TO DO
Gather every line of the entries that includes the word "Forshaga".

EXCERPTED DATA
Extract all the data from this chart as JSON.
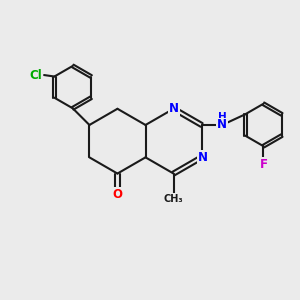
{
  "bg_color": "#ebebeb",
  "bond_color": "#1a1a1a",
  "bond_width": 1.5,
  "atom_colors": {
    "N": "#0000ff",
    "O": "#ff0000",
    "Cl": "#00aa00",
    "F": "#cc00cc",
    "H": "#0000ff",
    "C": "#1a1a1a"
  },
  "font_size_atom": 8.5,
  "font_size_small": 6.5
}
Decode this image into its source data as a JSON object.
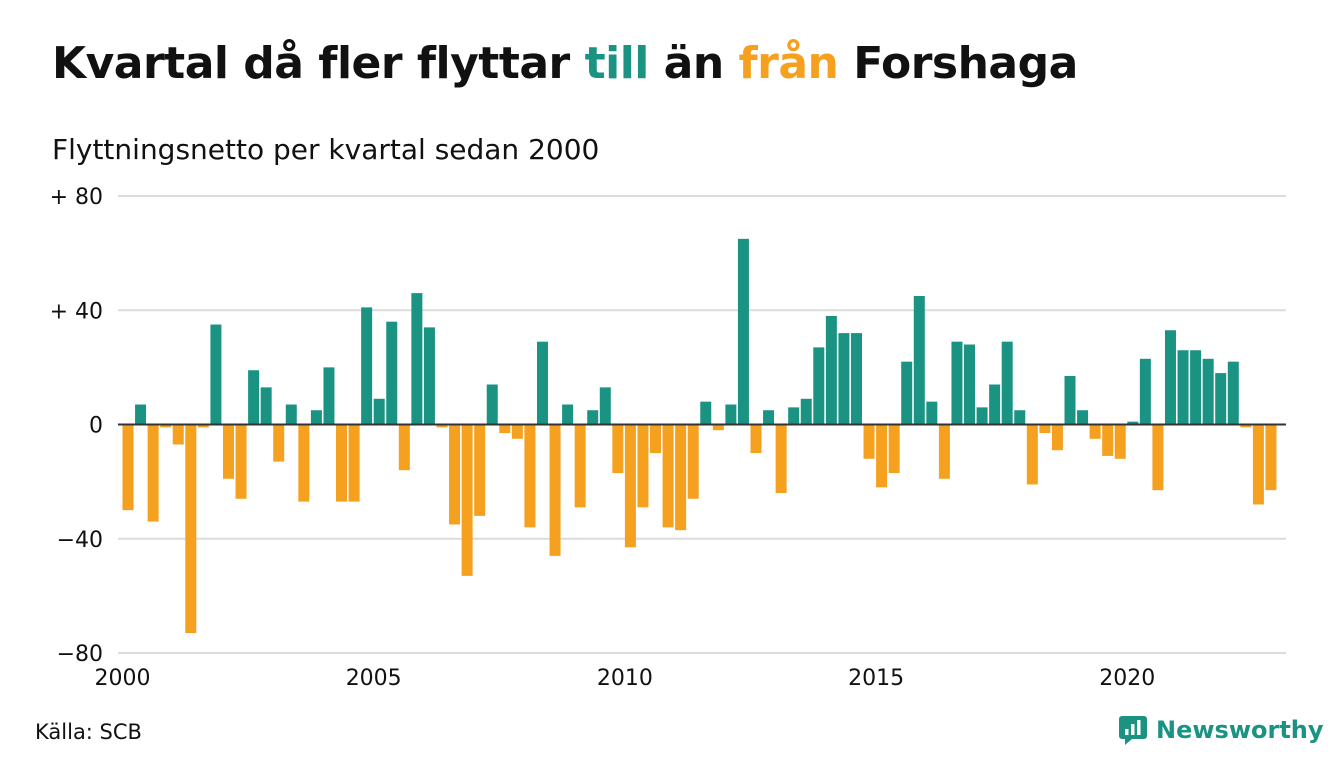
{
  "title": {
    "part1": "Kvartal då fler flyttar ",
    "highlight_in": "till",
    "part2": " än ",
    "highlight_out": "från",
    "part3": " Forshaga"
  },
  "subtitle": "Flyttningsnetto per kvartal sedan 2000",
  "source": "Källa: SCB",
  "brand": {
    "name": "Newsworthy",
    "icon": "newsworthy-logo-icon"
  },
  "colors": {
    "positive": "#1b9383",
    "negative": "#f5a11f",
    "grid": "#dcdcdc",
    "zero_line": "#333333"
  },
  "chart_data": {
    "type": "bar",
    "title": "Kvartal då fler flyttar till än från Forshaga",
    "subtitle": "Flyttningsnetto per kvartal sedan 2000",
    "xlabel": "",
    "ylabel": "",
    "x_start": "2000-Q1",
    "frequency": "quarterly",
    "x_ticks": [
      "2000",
      "2005",
      "2010",
      "2015",
      "2020"
    ],
    "y_ticks": [
      "+ 80",
      "+ 40",
      "0",
      "−40",
      "−80"
    ],
    "ylim": [
      -80,
      80
    ],
    "grid": true,
    "legend": "none",
    "values": [
      -30,
      7,
      -34,
      -1,
      -7,
      -73,
      -1,
      35,
      -19,
      -26,
      19,
      13,
      -13,
      7,
      -27,
      5,
      20,
      -27,
      -27,
      41,
      9,
      36,
      -16,
      46,
      34,
      -1,
      -35,
      -53,
      -32,
      14,
      -3,
      -5,
      -36,
      29,
      -46,
      7,
      -29,
      5,
      13,
      -17,
      -43,
      -29,
      -10,
      -36,
      -37,
      -26,
      8,
      -2,
      7,
      65,
      -10,
      5,
      -24,
      6,
      9,
      27,
      38,
      32,
      32,
      -12,
      -22,
      -17,
      22,
      45,
      8,
      -19,
      29,
      28,
      6,
      14,
      29,
      5,
      -21,
      -3,
      -9,
      17,
      5,
      -5,
      -11,
      -12,
      1,
      23,
      -23,
      33,
      26,
      26,
      23,
      18,
      22,
      -1,
      -28,
      -23
    ]
  }
}
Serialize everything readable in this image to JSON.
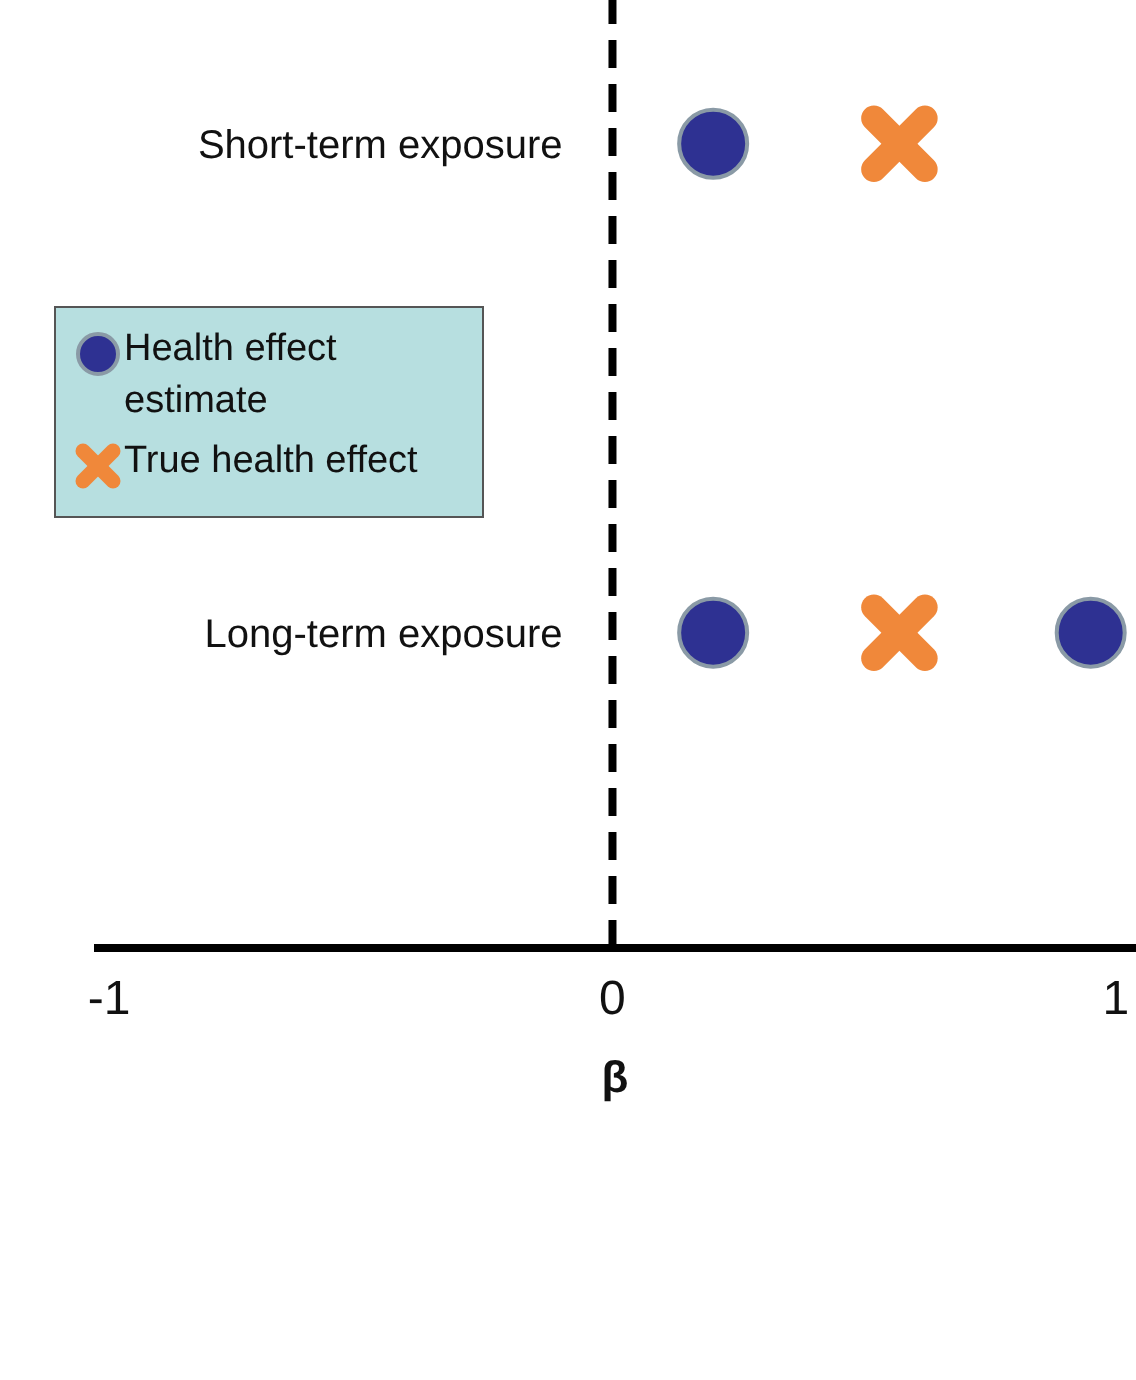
{
  "chart_data": {
    "type": "scatter",
    "orientation": "horizontal",
    "xlabel": "β",
    "categories": [
      "Short-term exposure",
      "Long-term exposure"
    ],
    "series": [
      {
        "name": "Health effect estimate",
        "color": "#2e3192",
        "marker": "circle",
        "x": [
          "Short-term exposure",
          "Long-term exposure",
          "Long-term exposure"
        ],
        "values": [
          0.2,
          0.2,
          0.95
        ]
      },
      {
        "name": "True health effect",
        "color": "#f0883a",
        "marker": "cross",
        "x": [
          "Short-term exposure",
          "Long-term exposure"
        ],
        "values": [
          0.57,
          0.57
        ]
      }
    ],
    "xlim": [
      -1.03,
      1.04
    ],
    "xticks": [
      {
        "value": -1,
        "label": "-1"
      },
      0,
      1
    ],
    "ref_lines": [
      {
        "axis": "x",
        "value": 0,
        "color": "#000000",
        "line_style": "dashed"
      }
    ],
    "legend": "left",
    "grid": false
  }
}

TASK ANSWER
    "part3": " Forshaga"
    "title": "Kvartal då fler flyttar till än från Forshaga",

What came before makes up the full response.